* _Your goal_
Copy every line of the records below exactly as it appears, leaving out the pictures.

* _Records supplied_
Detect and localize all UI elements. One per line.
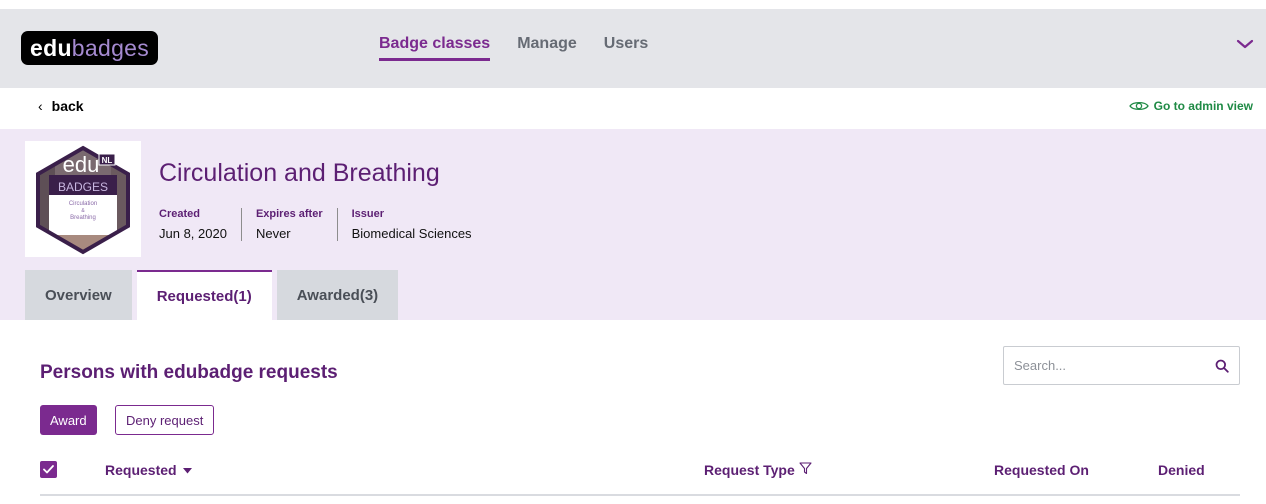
column-denied[interactable]: Denied — [1158, 462, 1205, 478]
admin-view-link[interactable]: Go to admin view — [1128, 99, 1253, 113]
column-request-type[interactable]: Request Type — [704, 462, 812, 478]
chevron-down-icon[interactable] — [1236, 37, 1254, 51]
tab-requested[interactable]: Requested(1) — [136, 270, 272, 320]
tab-awarded[interactable]: Awarded(3) — [276, 270, 399, 320]
nav-manage[interactable]: Manage — [517, 35, 577, 61]
svg-text:Circulation: Circulation — [69, 201, 97, 207]
badge-tabs: Overview Requested(1) Awarded(3) — [25, 270, 403, 320]
svg-text:Breathing: Breathing — [70, 215, 96, 221]
column-requested[interactable]: Requested — [105, 462, 193, 478]
tab-overview[interactable]: Overview — [25, 270, 132, 320]
chevron-left-icon: ‹ — [38, 98, 43, 114]
back-bar: ‹ back Go to admin view — [0, 88, 1266, 129]
nav-users[interactable]: Users — [604, 35, 648, 61]
search-icon[interactable] — [1215, 359, 1229, 373]
select-all-checkbox[interactable] — [40, 461, 57, 478]
badge-meta: Created Jun 8, 2020 Expires after Never … — [159, 208, 500, 241]
svg-text:BADGES: BADGES — [58, 180, 108, 194]
badge-title: Circulation and Breathing — [159, 159, 440, 187]
main-nav: Badge classes Manage Users — [379, 35, 675, 61]
check-icon — [43, 465, 54, 474]
meta-created: Created Jun 8, 2020 — [159, 208, 242, 241]
column-requested-on[interactable]: Requested On — [994, 462, 1089, 478]
admin-view-label: Go to admin view — [1153, 99, 1253, 113]
search-box — [1003, 346, 1240, 385]
badge-image: edu NL BADGES Circulation & Breathing — [25, 141, 141, 257]
filter-icon[interactable] — [799, 462, 812, 475]
award-button[interactable]: Award — [40, 405, 97, 435]
nav-badge-classes[interactable]: Badge classes — [379, 35, 491, 61]
meta-expires: Expires after Never — [256, 208, 338, 241]
table-header: Requested Request Type Requested On Deni… — [40, 458, 1240, 496]
meta-issuer: Issuer Biomedical Sciences — [351, 208, 472, 241]
deny-request-button[interactable]: Deny request — [115, 405, 215, 435]
svg-text:edu: edu — [63, 152, 100, 177]
back-link[interactable]: ‹ back — [38, 98, 84, 114]
svg-text:NL: NL — [102, 156, 113, 165]
edubadges-logo[interactable]: edu badges — [21, 31, 159, 65]
section-title: Persons with edubadge requests — [40, 362, 338, 383]
sort-caret-icon — [183, 468, 193, 474]
top-navbar: edu badges Badge classes Manage Users — [0, 9, 1266, 88]
back-label: back — [51, 98, 84, 114]
search-input[interactable] — [1004, 347, 1194, 384]
badge-header: edu NL BADGES Circulation & Breathing Ci… — [0, 129, 1266, 320]
eye-icon — [1128, 101, 1149, 111]
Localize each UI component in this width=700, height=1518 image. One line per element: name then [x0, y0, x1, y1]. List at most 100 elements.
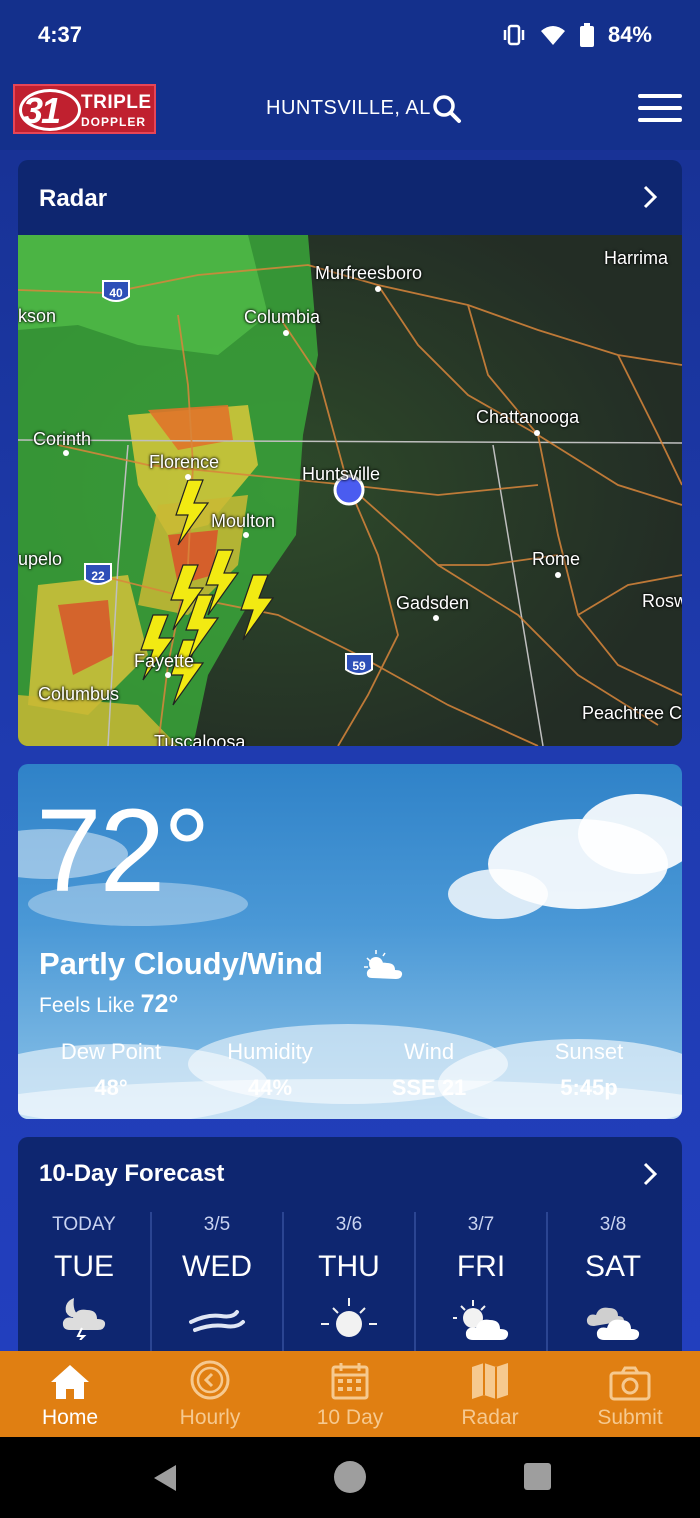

* _Output_
Detect and localize all UI elements. One per line.
column-denied[interactable]: Denied — [1158, 462, 1205, 478]
admin-view-link[interactable]: Go to admin view — [1128, 99, 1253, 113]
column-request-type[interactable]: Request Type — [704, 462, 812, 478]
chevron-down-icon[interactable] — [1236, 37, 1254, 51]
tab-requested[interactable]: Requested(1) — [136, 270, 272, 320]
tab-awarded[interactable]: Awarded(3) — [276, 270, 399, 320]
nav-manage[interactable]: Manage — [517, 35, 577, 61]
svg-text:Circulation: Circulation — [69, 201, 97, 207]
badge-tabs: Overview Requested(1) Awarded(3) — [25, 270, 403, 320]
svg-text:Breathing: Breathing — [70, 215, 96, 221]
column-requested[interactable]: Requested — [105, 462, 193, 478]
tab-overview[interactable]: Overview — [25, 270, 132, 320]
chevron-left-icon: ‹ — [38, 98, 43, 114]
back-bar: ‹ back Go to admin view — [0, 88, 1266, 129]
nav-users[interactable]: Users — [604, 35, 648, 61]
search-icon[interactable] — [1215, 359, 1229, 373]
select-all-checkbox[interactable] — [40, 461, 57, 478]
badge-meta: Created Jun 8, 2020 Expires after Never … — [159, 208, 500, 241]
svg-text:BADGES: BADGES — [58, 180, 108, 194]
badge-title: Circulation and Breathing — [159, 159, 440, 187]
main-nav: Badge classes Manage Users — [379, 35, 675, 61]
check-icon — [43, 465, 54, 474]
meta-created: Created Jun 8, 2020 — [159, 208, 242, 241]
column-requested-on[interactable]: Requested On — [994, 462, 1089, 478]
admin-view-label: Go to admin view — [1153, 99, 1253, 113]
search-box — [1003, 346, 1240, 385]
badge-image: edu NL BADGES Circulation & Breathing — [25, 141, 141, 257]
filter-icon[interactable] — [799, 462, 812, 475]
award-button[interactable]: Award — [40, 405, 97, 435]
nav-badge-classes[interactable]: Badge classes — [379, 35, 491, 61]
meta-expires: Expires after Never — [256, 208, 338, 241]
table-header: Requested Request Type Requested On Deni… — [40, 458, 1240, 496]
meta-issuer: Issuer Biomedical Sciences — [351, 208, 472, 241]
deny-request-button[interactable]: Deny request — [115, 405, 215, 435]
svg-text:edu: edu — [63, 152, 100, 177]
back-link[interactable]: ‹ back — [38, 98, 84, 114]
svg-text:NL: NL — [102, 156, 113, 165]
edubadges-logo[interactable]: edu badges — [21, 31, 159, 65]
section-title: Persons with edubadge requests — [40, 362, 338, 383]
sort-caret-icon — [183, 468, 193, 474]
top-navbar: edu badges Badge classes Manage Users — [0, 9, 1266, 88]
back-label: back — [51, 98, 84, 114]
search-input[interactable] — [1004, 347, 1194, 384]
badge-header: edu NL BADGES Circulation & Breathing Ci… — [0, 129, 1266, 320]
eye-icon — [1128, 101, 1149, 111]
Localize each UI component in this width=700, height=1518 image. One line per element: name then [x0, y0, x1, y1]. List at most 100 elements.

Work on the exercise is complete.